**What to produce:**
Search the material below for the word "rozporządzenia". Copy every line that has it.

(Dataset records)
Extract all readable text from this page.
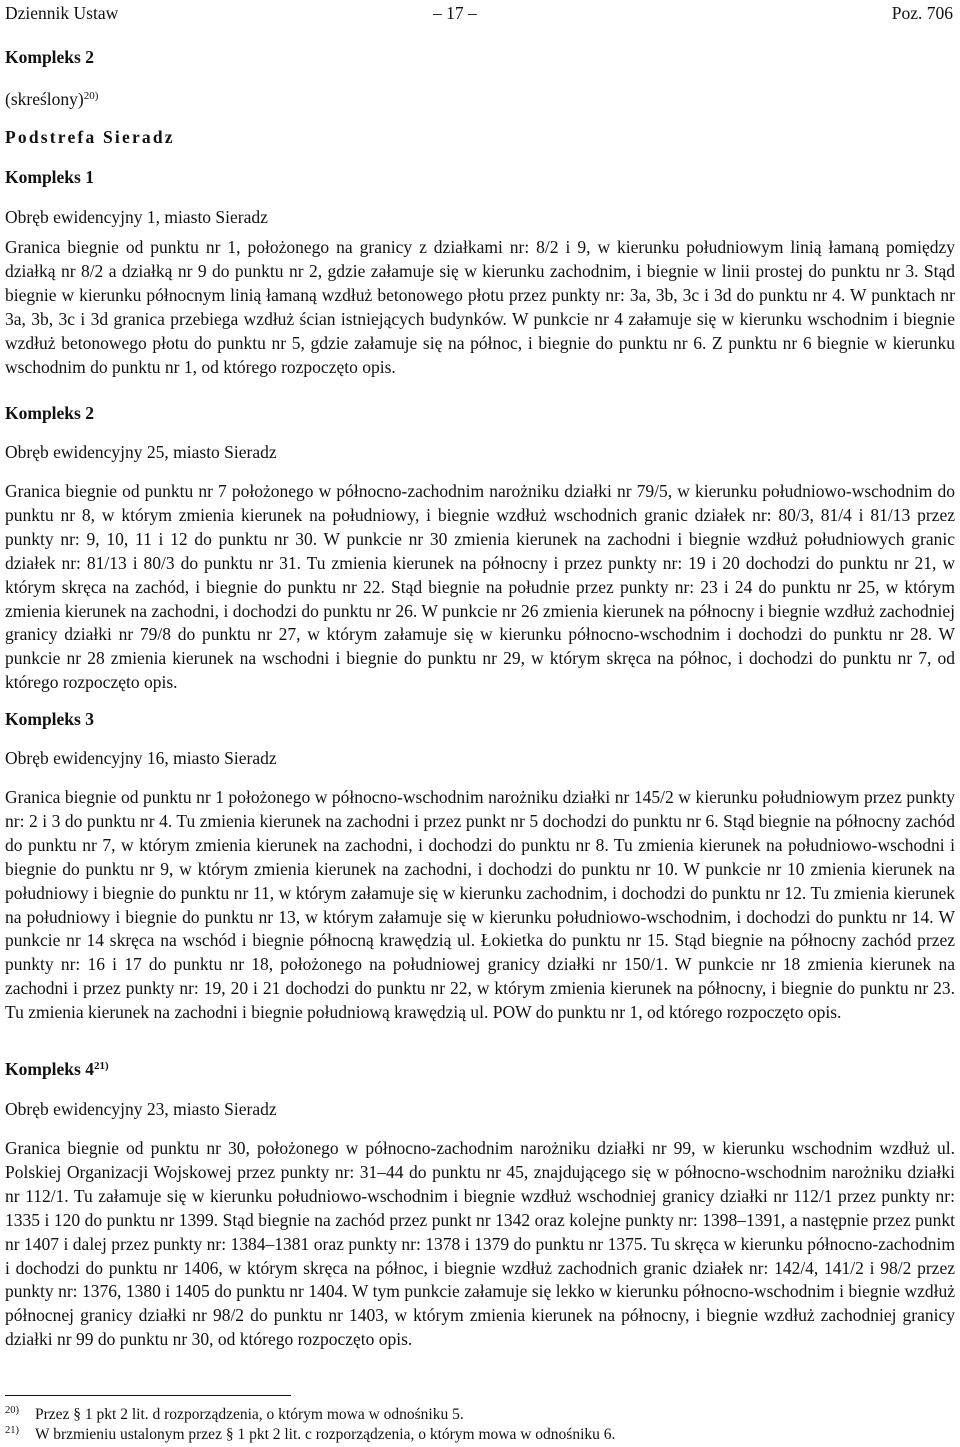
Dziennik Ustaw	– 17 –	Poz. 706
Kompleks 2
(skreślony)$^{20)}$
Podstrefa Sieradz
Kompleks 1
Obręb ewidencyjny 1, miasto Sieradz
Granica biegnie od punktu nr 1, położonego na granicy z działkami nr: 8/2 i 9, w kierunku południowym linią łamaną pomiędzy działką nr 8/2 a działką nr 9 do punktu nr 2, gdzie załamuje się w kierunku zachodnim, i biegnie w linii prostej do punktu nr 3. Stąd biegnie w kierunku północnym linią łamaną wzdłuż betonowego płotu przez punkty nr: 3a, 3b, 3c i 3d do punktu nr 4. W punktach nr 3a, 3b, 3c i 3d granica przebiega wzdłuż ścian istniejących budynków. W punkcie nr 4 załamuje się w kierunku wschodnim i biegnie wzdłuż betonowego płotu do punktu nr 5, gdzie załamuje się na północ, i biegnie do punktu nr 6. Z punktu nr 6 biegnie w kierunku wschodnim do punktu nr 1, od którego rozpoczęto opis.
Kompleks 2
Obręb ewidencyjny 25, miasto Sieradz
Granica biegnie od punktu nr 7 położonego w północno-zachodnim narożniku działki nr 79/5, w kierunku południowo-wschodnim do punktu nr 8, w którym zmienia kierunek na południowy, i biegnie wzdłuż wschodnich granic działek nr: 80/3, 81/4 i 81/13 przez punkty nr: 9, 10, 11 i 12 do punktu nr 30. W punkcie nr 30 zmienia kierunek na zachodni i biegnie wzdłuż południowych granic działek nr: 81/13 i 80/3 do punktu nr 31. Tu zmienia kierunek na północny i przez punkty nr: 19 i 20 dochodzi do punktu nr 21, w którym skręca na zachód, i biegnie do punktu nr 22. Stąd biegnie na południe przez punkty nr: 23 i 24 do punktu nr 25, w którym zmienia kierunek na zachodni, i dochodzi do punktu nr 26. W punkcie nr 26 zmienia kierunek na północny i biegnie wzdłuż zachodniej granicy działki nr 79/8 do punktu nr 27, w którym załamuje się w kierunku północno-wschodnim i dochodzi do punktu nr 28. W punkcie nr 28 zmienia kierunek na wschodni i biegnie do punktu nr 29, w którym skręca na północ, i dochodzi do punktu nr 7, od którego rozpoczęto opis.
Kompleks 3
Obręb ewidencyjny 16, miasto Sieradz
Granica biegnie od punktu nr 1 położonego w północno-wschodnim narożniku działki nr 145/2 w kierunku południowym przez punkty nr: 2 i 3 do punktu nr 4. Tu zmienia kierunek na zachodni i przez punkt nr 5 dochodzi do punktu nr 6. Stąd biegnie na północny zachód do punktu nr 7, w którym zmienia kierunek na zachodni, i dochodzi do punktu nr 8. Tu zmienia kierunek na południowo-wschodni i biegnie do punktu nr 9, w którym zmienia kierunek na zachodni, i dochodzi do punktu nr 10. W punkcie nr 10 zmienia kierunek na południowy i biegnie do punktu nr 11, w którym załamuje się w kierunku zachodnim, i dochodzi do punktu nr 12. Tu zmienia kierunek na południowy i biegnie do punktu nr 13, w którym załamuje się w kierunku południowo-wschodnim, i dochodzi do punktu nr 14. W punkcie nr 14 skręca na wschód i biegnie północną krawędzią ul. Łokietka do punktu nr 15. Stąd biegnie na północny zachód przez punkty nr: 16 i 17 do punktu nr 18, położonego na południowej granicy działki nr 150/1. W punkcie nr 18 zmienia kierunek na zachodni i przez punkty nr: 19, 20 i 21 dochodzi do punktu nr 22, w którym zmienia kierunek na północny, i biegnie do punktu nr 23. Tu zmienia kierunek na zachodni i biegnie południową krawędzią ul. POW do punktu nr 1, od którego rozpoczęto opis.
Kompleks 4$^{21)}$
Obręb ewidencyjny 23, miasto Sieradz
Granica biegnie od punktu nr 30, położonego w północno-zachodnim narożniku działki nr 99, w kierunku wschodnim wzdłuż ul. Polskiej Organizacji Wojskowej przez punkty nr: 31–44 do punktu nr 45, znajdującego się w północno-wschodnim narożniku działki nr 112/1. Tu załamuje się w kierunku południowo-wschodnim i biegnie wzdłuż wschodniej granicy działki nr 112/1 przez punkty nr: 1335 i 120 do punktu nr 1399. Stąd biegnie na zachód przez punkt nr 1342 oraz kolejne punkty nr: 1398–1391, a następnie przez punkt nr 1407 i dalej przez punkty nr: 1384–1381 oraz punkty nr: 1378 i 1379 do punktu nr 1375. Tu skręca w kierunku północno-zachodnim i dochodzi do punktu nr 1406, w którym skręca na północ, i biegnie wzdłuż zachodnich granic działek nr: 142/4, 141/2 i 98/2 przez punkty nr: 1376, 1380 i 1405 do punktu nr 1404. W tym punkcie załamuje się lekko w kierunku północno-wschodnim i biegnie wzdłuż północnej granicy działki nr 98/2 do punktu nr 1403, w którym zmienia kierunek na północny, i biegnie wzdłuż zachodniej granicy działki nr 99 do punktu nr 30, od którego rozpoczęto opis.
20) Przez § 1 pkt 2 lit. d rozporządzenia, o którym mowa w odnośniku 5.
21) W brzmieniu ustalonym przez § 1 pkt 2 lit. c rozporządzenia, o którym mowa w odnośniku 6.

**Answer to this problem:**
20) Przez § 1 pkt 2 lit. d rozporządzenia, o którym mowa w odnośniku 5.
21) W brzmieniu ustalonym przez § 1 pkt 2 lit. c rozporządzenia, o którym mowa w odnośniku 6.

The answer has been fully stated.